Return every line below in which "values" appears.

(Stored items)
--- begin ---
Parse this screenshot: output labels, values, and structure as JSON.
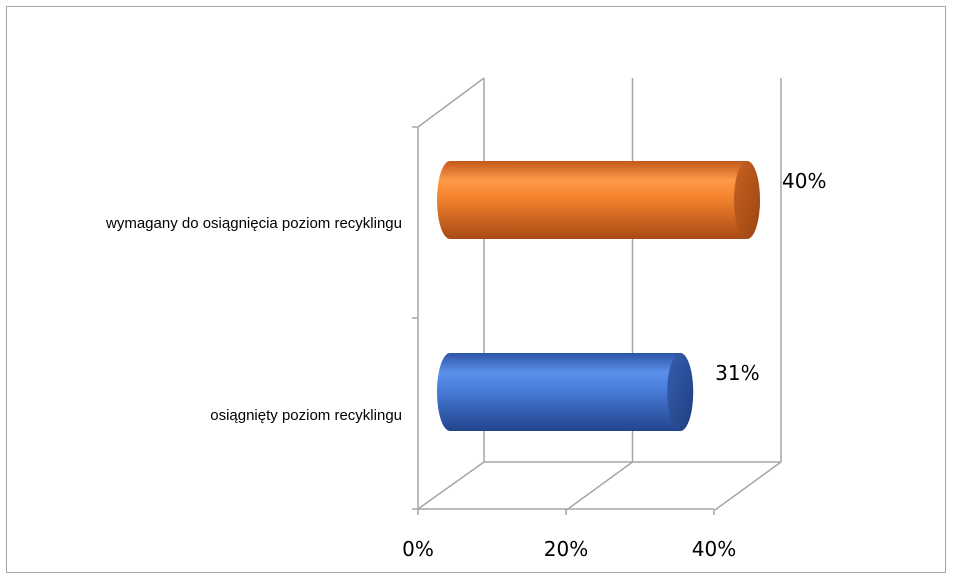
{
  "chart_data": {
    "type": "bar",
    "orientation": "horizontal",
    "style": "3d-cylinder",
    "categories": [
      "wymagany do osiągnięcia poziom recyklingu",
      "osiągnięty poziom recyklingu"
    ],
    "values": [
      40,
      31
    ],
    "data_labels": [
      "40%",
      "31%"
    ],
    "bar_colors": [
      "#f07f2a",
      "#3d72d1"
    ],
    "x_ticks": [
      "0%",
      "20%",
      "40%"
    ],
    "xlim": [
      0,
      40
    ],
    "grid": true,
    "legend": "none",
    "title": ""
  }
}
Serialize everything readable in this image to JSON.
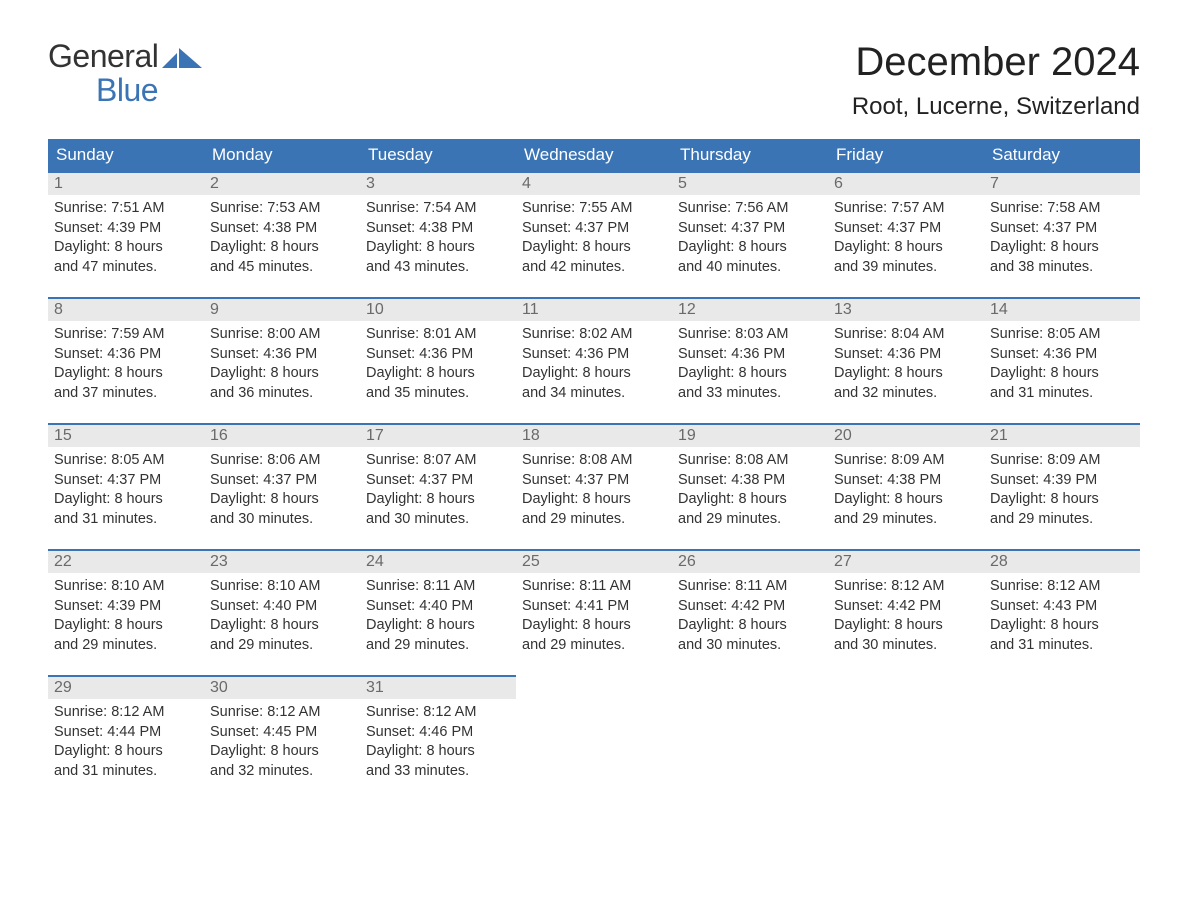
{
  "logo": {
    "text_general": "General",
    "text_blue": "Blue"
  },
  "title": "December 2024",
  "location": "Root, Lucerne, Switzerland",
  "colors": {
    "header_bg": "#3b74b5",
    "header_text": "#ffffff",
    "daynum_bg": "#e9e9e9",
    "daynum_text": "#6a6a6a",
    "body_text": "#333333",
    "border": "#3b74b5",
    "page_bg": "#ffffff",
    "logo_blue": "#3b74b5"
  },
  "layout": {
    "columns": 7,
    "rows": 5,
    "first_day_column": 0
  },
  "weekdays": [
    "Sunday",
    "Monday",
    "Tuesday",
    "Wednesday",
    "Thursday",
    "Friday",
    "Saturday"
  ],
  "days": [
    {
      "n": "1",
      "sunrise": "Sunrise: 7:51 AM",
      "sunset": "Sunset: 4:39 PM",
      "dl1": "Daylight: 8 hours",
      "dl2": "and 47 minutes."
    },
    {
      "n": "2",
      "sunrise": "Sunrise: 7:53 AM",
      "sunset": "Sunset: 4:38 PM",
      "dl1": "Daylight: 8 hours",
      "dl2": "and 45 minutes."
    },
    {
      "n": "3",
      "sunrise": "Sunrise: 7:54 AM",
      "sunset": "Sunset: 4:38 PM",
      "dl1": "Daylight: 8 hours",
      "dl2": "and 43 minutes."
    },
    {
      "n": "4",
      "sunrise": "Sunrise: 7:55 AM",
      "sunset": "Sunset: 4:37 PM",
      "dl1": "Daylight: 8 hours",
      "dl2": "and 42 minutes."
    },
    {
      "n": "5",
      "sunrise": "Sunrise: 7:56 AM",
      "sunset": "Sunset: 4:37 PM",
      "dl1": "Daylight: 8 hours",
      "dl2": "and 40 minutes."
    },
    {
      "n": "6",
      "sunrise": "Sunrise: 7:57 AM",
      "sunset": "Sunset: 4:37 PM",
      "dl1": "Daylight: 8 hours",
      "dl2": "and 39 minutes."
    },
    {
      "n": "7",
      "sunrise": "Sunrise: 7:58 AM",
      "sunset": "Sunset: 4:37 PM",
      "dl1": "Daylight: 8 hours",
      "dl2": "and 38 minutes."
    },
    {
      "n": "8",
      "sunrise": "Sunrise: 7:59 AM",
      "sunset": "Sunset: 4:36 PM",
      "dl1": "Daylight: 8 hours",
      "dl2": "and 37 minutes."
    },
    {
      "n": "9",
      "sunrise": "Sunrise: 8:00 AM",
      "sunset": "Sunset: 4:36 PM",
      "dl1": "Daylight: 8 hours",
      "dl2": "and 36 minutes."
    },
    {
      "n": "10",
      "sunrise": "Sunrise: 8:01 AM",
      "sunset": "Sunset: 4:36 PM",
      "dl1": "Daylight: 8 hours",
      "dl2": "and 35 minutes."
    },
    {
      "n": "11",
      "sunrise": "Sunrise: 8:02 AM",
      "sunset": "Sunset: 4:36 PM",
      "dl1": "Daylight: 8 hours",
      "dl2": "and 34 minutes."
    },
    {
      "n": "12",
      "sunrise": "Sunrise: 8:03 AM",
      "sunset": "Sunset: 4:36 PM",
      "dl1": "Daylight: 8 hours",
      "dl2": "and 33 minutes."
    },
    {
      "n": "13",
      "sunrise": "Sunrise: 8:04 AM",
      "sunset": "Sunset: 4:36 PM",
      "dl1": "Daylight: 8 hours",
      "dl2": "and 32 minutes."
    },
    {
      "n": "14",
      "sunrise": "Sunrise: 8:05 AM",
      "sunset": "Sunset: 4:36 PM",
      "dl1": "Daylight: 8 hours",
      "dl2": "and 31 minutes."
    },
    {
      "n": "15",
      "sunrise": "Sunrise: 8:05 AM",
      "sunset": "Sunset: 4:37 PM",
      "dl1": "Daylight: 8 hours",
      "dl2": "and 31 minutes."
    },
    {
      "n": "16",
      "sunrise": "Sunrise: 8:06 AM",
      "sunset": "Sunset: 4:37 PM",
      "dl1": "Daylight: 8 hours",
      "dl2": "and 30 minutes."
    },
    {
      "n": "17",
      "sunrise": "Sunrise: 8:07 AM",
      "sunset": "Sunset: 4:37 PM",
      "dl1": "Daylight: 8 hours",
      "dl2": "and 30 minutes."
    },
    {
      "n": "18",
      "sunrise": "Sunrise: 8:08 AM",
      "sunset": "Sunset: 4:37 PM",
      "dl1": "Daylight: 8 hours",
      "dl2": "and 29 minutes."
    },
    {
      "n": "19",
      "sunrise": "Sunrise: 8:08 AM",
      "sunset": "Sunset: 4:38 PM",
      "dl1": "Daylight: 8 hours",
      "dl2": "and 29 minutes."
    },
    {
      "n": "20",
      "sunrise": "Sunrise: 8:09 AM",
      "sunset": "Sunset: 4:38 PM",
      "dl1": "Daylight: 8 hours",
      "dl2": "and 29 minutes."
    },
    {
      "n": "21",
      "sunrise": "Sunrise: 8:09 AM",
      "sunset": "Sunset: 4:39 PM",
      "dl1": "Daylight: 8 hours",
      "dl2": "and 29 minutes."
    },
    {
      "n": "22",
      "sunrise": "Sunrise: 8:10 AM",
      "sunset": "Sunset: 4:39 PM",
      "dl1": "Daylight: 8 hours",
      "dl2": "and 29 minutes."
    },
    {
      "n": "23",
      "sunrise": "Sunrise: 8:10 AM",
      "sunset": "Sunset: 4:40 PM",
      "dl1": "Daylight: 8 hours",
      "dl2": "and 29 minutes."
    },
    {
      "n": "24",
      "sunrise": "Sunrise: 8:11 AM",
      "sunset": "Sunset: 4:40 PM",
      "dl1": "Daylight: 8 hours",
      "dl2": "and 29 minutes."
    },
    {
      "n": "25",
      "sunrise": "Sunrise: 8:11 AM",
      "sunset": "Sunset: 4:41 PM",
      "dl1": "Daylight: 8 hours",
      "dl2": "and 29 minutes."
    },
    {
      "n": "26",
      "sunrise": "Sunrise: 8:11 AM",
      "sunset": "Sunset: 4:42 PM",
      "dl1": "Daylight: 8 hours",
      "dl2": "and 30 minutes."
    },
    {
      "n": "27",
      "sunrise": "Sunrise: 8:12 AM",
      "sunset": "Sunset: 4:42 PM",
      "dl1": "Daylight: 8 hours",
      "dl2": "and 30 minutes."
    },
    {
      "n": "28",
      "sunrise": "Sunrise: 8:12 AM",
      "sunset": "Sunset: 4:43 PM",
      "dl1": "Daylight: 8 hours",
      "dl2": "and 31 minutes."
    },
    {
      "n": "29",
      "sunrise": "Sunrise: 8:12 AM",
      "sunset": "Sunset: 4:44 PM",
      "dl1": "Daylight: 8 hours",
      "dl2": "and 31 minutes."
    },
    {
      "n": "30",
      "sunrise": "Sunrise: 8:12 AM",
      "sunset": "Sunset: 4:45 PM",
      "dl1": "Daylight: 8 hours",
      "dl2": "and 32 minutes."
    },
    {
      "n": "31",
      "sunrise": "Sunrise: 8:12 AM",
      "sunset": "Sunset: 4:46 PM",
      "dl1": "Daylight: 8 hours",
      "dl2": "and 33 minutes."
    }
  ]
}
--- end ---
[THE RESPONSE]
Parse this screenshot: output labels, values, and structure as JSON.
    "values": [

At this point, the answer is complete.